In the data below, find every line with the string "label" and pull it out.

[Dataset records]
+===+
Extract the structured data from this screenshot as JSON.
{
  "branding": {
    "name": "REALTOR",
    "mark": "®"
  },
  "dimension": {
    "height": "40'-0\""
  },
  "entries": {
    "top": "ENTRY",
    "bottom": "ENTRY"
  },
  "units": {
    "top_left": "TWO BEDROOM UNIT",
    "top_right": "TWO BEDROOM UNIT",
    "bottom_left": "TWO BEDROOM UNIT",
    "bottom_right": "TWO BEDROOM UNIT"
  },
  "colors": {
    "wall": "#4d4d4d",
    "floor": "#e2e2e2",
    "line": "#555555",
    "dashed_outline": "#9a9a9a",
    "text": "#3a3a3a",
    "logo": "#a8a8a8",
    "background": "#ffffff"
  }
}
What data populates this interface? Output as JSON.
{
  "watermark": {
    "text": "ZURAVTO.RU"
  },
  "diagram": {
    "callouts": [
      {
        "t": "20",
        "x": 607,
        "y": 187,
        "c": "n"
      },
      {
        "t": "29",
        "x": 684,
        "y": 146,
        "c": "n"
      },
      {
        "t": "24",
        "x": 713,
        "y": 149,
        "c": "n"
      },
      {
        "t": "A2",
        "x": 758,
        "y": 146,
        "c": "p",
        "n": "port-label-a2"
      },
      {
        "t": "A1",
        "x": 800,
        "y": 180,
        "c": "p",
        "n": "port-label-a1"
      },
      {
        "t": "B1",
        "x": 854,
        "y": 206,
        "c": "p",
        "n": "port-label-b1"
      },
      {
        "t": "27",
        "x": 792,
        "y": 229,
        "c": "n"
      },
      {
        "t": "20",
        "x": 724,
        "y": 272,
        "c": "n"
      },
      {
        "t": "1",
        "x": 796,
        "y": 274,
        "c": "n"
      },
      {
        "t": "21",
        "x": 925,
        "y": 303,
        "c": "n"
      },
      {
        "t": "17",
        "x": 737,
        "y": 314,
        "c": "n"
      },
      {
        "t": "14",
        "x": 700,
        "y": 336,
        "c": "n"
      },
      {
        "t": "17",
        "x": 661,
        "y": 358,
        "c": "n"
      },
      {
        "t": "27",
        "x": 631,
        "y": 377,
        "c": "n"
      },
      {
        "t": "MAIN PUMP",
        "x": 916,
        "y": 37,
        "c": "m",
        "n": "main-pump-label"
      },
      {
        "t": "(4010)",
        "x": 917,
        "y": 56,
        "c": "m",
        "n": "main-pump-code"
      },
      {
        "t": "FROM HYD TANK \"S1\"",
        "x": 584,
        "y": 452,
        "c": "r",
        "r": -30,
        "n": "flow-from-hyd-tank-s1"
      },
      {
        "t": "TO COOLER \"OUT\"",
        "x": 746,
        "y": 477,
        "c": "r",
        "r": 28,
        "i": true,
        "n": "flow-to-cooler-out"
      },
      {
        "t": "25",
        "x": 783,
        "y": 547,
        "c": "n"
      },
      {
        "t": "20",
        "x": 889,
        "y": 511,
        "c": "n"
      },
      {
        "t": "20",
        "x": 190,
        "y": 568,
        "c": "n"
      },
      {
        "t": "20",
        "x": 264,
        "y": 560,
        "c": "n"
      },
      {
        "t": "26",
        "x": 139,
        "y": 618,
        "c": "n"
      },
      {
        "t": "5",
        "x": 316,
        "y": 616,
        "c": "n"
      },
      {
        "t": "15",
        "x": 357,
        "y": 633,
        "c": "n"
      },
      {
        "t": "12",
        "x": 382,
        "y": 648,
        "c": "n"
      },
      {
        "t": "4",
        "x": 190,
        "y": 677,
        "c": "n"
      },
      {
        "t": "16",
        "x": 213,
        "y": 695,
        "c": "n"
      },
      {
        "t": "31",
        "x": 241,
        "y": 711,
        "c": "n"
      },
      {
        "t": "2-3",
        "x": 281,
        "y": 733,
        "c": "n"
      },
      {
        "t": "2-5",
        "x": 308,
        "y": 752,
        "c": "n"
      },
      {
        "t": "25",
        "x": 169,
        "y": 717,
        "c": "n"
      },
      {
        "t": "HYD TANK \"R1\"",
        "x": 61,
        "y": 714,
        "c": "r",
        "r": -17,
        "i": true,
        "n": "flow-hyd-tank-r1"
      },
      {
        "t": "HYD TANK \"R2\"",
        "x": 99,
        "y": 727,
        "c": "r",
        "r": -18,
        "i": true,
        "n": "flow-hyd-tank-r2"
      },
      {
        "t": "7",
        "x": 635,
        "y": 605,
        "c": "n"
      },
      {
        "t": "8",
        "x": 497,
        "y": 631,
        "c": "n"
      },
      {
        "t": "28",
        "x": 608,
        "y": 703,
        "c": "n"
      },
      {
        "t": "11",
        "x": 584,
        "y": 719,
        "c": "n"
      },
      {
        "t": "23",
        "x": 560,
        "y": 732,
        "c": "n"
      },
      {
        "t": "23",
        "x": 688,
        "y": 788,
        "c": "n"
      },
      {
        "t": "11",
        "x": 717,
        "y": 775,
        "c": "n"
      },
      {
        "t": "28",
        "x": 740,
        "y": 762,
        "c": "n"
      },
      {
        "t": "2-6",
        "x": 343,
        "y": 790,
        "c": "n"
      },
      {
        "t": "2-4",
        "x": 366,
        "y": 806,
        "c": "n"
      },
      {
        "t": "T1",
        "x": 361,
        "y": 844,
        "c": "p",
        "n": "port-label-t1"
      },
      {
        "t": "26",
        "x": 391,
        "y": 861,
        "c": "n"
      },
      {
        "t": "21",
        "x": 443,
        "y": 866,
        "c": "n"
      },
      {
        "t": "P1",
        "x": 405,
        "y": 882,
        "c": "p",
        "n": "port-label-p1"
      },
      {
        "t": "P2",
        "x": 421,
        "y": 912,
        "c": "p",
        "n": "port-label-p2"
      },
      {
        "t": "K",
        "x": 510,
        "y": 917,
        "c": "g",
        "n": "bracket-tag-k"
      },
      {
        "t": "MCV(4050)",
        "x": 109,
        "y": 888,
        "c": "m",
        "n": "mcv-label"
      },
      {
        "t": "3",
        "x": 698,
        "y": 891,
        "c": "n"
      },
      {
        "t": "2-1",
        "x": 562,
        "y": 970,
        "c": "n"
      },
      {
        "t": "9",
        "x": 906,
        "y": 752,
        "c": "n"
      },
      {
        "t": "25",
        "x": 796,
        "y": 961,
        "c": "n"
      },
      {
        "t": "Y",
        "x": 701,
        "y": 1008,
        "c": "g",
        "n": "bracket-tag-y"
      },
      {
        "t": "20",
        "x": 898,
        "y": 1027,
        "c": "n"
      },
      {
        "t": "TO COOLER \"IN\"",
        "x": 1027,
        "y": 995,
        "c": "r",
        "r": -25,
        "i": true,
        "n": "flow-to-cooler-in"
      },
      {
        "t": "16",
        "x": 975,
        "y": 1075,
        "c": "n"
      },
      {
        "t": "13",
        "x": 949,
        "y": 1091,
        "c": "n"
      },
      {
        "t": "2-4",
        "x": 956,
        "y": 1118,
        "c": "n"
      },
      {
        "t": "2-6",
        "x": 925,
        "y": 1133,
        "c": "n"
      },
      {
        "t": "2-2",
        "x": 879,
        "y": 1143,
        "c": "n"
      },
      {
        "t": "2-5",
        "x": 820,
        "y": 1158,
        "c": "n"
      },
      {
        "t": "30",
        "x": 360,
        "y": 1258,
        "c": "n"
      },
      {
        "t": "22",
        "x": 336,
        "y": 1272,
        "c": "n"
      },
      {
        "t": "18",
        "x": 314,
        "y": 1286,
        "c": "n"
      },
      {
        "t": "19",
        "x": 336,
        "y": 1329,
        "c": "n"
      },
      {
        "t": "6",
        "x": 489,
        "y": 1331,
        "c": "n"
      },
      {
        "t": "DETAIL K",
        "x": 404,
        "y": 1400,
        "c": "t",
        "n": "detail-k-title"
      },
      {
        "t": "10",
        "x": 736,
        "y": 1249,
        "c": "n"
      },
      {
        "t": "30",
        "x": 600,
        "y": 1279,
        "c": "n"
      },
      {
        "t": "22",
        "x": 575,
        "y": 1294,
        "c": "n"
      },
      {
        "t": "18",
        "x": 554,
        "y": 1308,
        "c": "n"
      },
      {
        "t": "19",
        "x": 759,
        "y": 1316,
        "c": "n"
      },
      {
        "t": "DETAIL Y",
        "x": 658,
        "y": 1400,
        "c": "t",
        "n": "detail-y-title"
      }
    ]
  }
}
+===+
Reply to the exercise:
        "n": "port-label-a2"
        "n": "port-label-a1"
        "n": "port-label-b1"
        "n": "main-pump-label"
        "n": "port-label-t1"
        "n": "port-label-p1"
        "n": "port-label-p2"
        "n": "mcv-label"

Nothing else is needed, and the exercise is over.